== ENTRIES SHOWN
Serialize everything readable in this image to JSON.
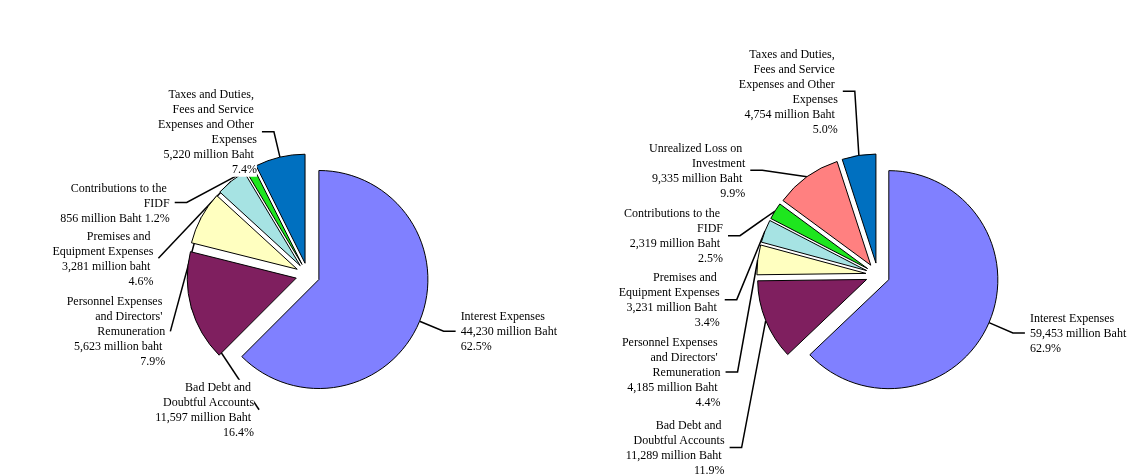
{
  "chart_data": [
    {
      "type": "pie",
      "categories": [
        "Interest Expenses",
        "Bad Debt and Doubtful Accounts",
        "Personnel Expenses and Directors' Remuneration",
        "Premises and Equipment Expenses",
        "Contributions to the FIDF",
        "Taxes and Duties, Fees and Service Expenses and Other Expenses"
      ],
      "values": [
        62.5,
        16.4,
        7.9,
        4.6,
        1.2,
        7.4
      ],
      "value_labels": [
        "44,230 million Baht 62.5%",
        "11,597 million Baht 16.4%",
        "5,623 million baht 7.9%",
        "3,281 million baht 4.6%",
        "856 million Baht 1.2%",
        "5,220 million Baht 7.4%"
      ],
      "colors": [
        "#8080ff",
        "#7f1f5f",
        "#ffffc0",
        "#a6e3e3",
        "#1ee61e",
        "#0070c0"
      ],
      "legend": false
    },
    {
      "type": "pie",
      "categories": [
        "Interest Expenses",
        "Bad Debt and Doubtful Accounts",
        "Personnel Expenses and Directors' Remuneration",
        "Premises and Equipment Expenses",
        "Contributions to the FIDF",
        "Unrealized Loss on Investment",
        "Taxes and Duties, Fees and Service Expenses and Other Expenses"
      ],
      "values": [
        62.9,
        11.9,
        4.4,
        3.4,
        2.5,
        9.9,
        5.0
      ],
      "value_labels": [
        "59,453 million Baht 62.9%",
        "11,289 million Baht 11.9%",
        "4,185 million Baht 4.4%",
        "3,231 million Baht 3.4%",
        "2,319 million Baht 2.5%",
        "9,335 million Baht 9.9%",
        "4,754 million Baht 5.0%"
      ],
      "colors": [
        "#8080ff",
        "#7f1f5f",
        "#ffffc0",
        "#a6e3e3",
        "#1ee61e",
        "#ff8080",
        "#0070c0"
      ],
      "legend": false
    }
  ]
}
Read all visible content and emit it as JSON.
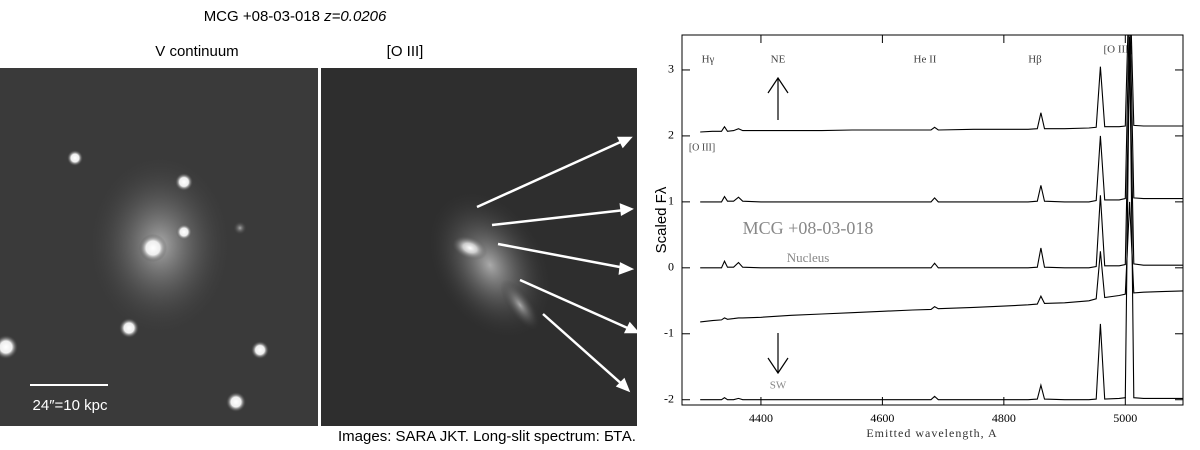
{
  "figure": {
    "title": "MCG +08-03-018",
    "redshift": "z=0.0206",
    "panel_left": "V continuum",
    "panel_right": "[O III]",
    "scale_bar": "24″=10 kpc",
    "caption": "Images: SARA JKT. Long-slit spectrum: БТА."
  },
  "chart_data": {
    "type": "line",
    "xlabel": "Emitted wavelength, A",
    "ylabel": "Scaled Fλ",
    "annotations": [
      "Hγ",
      "NE",
      "He II",
      "Hβ",
      "[O III]",
      "[O III]",
      "MCG +08-03-018",
      "Nucleus",
      "SW"
    ],
    "xlim": [
      4270,
      5095
    ],
    "ylim": [
      -2.08,
      3.53
    ],
    "xticks": [
      4400,
      4600,
      4800,
      5000
    ],
    "yticks": [
      -2,
      -1,
      0,
      1,
      2,
      3
    ],
    "x": [
      4300,
      4320,
      4335,
      4340,
      4345,
      4355,
      4363,
      4370,
      4400,
      4450,
      4500,
      4550,
      4600,
      4650,
      4680,
      4686,
      4692,
      4750,
      4800,
      4840,
      4855,
      4861,
      4867,
      4900,
      4940,
      4952,
      4959,
      4966,
      4990,
      5000,
      5007,
      5014,
      5030,
      5060,
      5100
    ],
    "series": [
      {
        "color": "#000000",
        "values": [
          2.06,
          2.07,
          2.07,
          2.14,
          2.07,
          2.08,
          2.11,
          2.08,
          2.08,
          2.08,
          2.08,
          2.09,
          2.09,
          2.09,
          2.09,
          2.13,
          2.09,
          2.1,
          2.1,
          2.1,
          2.11,
          2.35,
          2.11,
          2.11,
          2.12,
          2.13,
          3.05,
          2.14,
          2.14,
          2.15,
          4.5,
          2.16,
          2.15,
          2.15,
          2.15
        ]
      },
      {
        "color": "#000000",
        "values": [
          1,
          1,
          1,
          1.08,
          1.01,
          1.01,
          1.07,
          1.01,
          1,
          1,
          1,
          1,
          1,
          1,
          1,
          1.06,
          1,
          1,
          1,
          1,
          1.01,
          1.25,
          1.01,
          1,
          1,
          1.02,
          2,
          1.03,
          1.03,
          1.05,
          4,
          1.06,
          1.05,
          1.05,
          1.05
        ]
      },
      {
        "color": "#000000",
        "values": [
          0,
          0,
          0,
          0.1,
          0.01,
          0.01,
          0.08,
          0.01,
          0,
          0,
          0,
          0,
          0,
          0,
          0,
          0.07,
          0,
          0,
          0,
          0,
          0.01,
          0.3,
          0.01,
          0,
          0,
          0.02,
          1.1,
          0.03,
          0.03,
          0.05,
          3.2,
          0.06,
          0.04,
          0.04,
          0.04
        ]
      },
      {
        "color": "#000000",
        "values": [
          -0.82,
          -0.8,
          -0.79,
          -0.76,
          -0.78,
          -0.77,
          -0.76,
          -0.76,
          -0.75,
          -0.72,
          -0.7,
          -0.68,
          -0.66,
          -0.64,
          -0.63,
          -0.59,
          -0.62,
          -0.6,
          -0.58,
          -0.56,
          -0.55,
          -0.43,
          -0.54,
          -0.53,
          -0.5,
          -0.47,
          0.25,
          -0.45,
          -0.42,
          -0.4,
          1,
          -0.38,
          -0.37,
          -0.36,
          -0.35
        ]
      },
      {
        "color": "#000000",
        "values": [
          -2,
          -2,
          -2,
          -1.97,
          -2,
          -2,
          -1.98,
          -2,
          -2,
          -2,
          -2,
          -2,
          -2,
          -2,
          -2,
          -1.95,
          -2,
          -2,
          -2,
          -2,
          -1.99,
          -1.78,
          -1.99,
          -2,
          -2,
          -1.99,
          -0.85,
          -1.99,
          -1.98,
          -1.97,
          3.5,
          -1.97,
          -1.98,
          -1.98,
          -1.98
        ]
      }
    ]
  }
}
====
Restate each line of the records exactly; pictures do not belong in the copy.

Serialize everything readable in this image to JSON.
{
  "chart_data": [
    {
      "type": "pie",
      "categories": [
        "Interest Expenses",
        "Bad Debt and Doubtful Accounts",
        "Personnel Expenses and Directors' Remuneration",
        "Premises and Equipment Expenses",
        "Contributions to the FIDF",
        "Taxes and Duties, Fees and Service Expenses and Other Expenses"
      ],
      "values": [
        62.5,
        16.4,
        7.9,
        4.6,
        1.2,
        7.4
      ],
      "value_labels": [
        "44,230 million Baht 62.5%",
        "11,597 million Baht 16.4%",
        "5,623 million baht 7.9%",
        "3,281 million baht 4.6%",
        "856 million Baht 1.2%",
        "5,220 million Baht 7.4%"
      ],
      "colors": [
        "#8080ff",
        "#7f1f5f",
        "#ffffc0",
        "#a6e3e3",
        "#1ee61e",
        "#0070c0"
      ],
      "legend": false
    },
    {
      "type": "pie",
      "categories": [
        "Interest Expenses",
        "Bad Debt and Doubtful Accounts",
        "Personnel Expenses and Directors' Remuneration",
        "Premises and Equipment Expenses",
        "Contributions to the FIDF",
        "Unrealized Loss on Investment",
        "Taxes and Duties, Fees and Service Expenses and Other Expenses"
      ],
      "values": [
        62.9,
        11.9,
        4.4,
        3.4,
        2.5,
        9.9,
        5.0
      ],
      "value_labels": [
        "59,453 million Baht 62.9%",
        "11,289 million Baht 11.9%",
        "4,185 million Baht 4.4%",
        "3,231 million Baht 3.4%",
        "2,319 million Baht 2.5%",
        "9,335 million Baht 9.9%",
        "4,754 million Baht 5.0%"
      ],
      "colors": [
        "#8080ff",
        "#7f1f5f",
        "#ffffc0",
        "#a6e3e3",
        "#1ee61e",
        "#ff8080",
        "#0070c0"
      ],
      "legend": false
    }
  ]
}
Read all visible content and emit it as JSON.
{
  "figure": {
    "title": "MCG +08-03-018",
    "redshift": "z=0.0206",
    "panel_left": "V continuum",
    "panel_right": "[O III]",
    "scale_bar": "24″=10 kpc",
    "caption": "Images: SARA JKT. Long-slit spectrum: БТА."
  },
  "chart_data": {
    "type": "line",
    "xlabel": "Emitted wavelength, A",
    "ylabel": "Scaled Fλ",
    "annotations": [
      "Hγ",
      "NE",
      "He II",
      "Hβ",
      "[O III]",
      "[O III]",
      "MCG +08-03-018",
      "Nucleus",
      "SW"
    ],
    "xlim": [
      4270,
      5095
    ],
    "ylim": [
      -2.08,
      3.53
    ],
    "xticks": [
      4400,
      4600,
      4800,
      5000
    ],
    "yticks": [
      -2,
      -1,
      0,
      1,
      2,
      3
    ],
    "x": [
      4300,
      4320,
      4335,
      4340,
      4345,
      4355,
      4363,
      4370,
      4400,
      4450,
      4500,
      4550,
      4600,
      4650,
      4680,
      4686,
      4692,
      4750,
      4800,
      4840,
      4855,
      4861,
      4867,
      4900,
      4940,
      4952,
      4959,
      4966,
      4990,
      5000,
      5007,
      5014,
      5030,
      5060,
      5100
    ],
    "series": [
      {
        "color": "#000000",
        "values": [
          2.06,
          2.07,
          2.07,
          2.14,
          2.07,
          2.08,
          2.11,
          2.08,
          2.08,
          2.08,
          2.08,
          2.09,
          2.09,
          2.09,
          2.09,
          2.13,
          2.09,
          2.1,
          2.1,
          2.1,
          2.11,
          2.35,
          2.11,
          2.11,
          2.12,
          2.13,
          3.05,
          2.14,
          2.14,
          2.15,
          4.5,
          2.16,
          2.15,
          2.15,
          2.15
        ]
      },
      {
        "color": "#000000",
        "values": [
          1,
          1,
          1,
          1.08,
          1.01,
          1.01,
          1.07,
          1.01,
          1,
          1,
          1,
          1,
          1,
          1,
          1,
          1.06,
          1,
          1,
          1,
          1,
          1.01,
          1.25,
          1.01,
          1,
          1,
          1.02,
          2,
          1.03,
          1.03,
          1.05,
          4,
          1.06,
          1.05,
          1.05,
          1.05
        ]
      },
      {
        "color": "#000000",
        "values": [
          0,
          0,
          0,
          0.1,
          0.01,
          0.01,
          0.08,
          0.01,
          0,
          0,
          0,
          0,
          0,
          0,
          0,
          0.07,
          0,
          0,
          0,
          0,
          0.01,
          0.3,
          0.01,
          0,
          0,
          0.02,
          1.1,
          0.03,
          0.03,
          0.05,
          3.2,
          0.06,
          0.04,
          0.04,
          0.04
        ]
      },
      {
        "color": "#000000",
        "values": [
          -0.82,
          -0.8,
          -0.79,
          -0.76,
          -0.78,
          -0.77,
          -0.76,
          -0.76,
          -0.75,
          -0.72,
          -0.7,
          -0.68,
          -0.66,
          -0.64,
          -0.63,
          -0.59,
          -0.62,
          -0.6,
          -0.58,
          -0.56,
          -0.55,
          -0.43,
          -0.54,
          -0.53,
          -0.5,
          -0.47,
          0.25,
          -0.45,
          -0.42,
          -0.4,
          1,
          -0.38,
          -0.37,
          -0.36,
          -0.35
        ]
      },
      {
        "color": "#000000",
        "values": [
          -2,
          -2,
          -2,
          -1.97,
          -2,
          -2,
          -1.98,
          -2,
          -2,
          -2,
          -2,
          -2,
          -2,
          -2,
          -2,
          -1.95,
          -2,
          -2,
          -2,
          -2,
          -1.99,
          -1.78,
          -1.99,
          -2,
          -2,
          -1.99,
          -0.85,
          -1.99,
          -1.98,
          -1.97,
          3.5,
          -1.97,
          -1.98,
          -1.98,
          -1.98
        ]
      }
    ]
  }
}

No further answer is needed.